• RECORDS FOR THIS TASK
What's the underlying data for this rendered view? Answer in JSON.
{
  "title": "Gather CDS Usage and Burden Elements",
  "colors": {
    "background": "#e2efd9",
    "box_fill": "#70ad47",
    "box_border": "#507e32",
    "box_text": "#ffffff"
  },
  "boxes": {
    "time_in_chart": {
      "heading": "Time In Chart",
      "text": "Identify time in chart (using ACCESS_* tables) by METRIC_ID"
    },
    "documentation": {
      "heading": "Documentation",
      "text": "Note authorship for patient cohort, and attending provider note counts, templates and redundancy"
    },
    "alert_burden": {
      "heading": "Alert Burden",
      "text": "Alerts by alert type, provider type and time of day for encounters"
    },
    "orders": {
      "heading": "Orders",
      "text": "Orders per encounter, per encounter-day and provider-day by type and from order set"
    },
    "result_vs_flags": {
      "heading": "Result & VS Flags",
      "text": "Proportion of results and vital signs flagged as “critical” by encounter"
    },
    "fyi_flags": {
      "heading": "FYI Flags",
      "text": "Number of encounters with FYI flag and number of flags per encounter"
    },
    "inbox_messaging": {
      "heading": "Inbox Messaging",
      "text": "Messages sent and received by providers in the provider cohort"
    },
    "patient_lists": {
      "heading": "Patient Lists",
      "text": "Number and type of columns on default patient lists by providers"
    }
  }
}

• SHORT TASK
Reproduce each line from the records that contains the word "providers".

• CORRECT RESULT
      "text": "Messages sent and received by providers in the provider cohort"
      "text": "Number and type of columns on default patient lists by providers"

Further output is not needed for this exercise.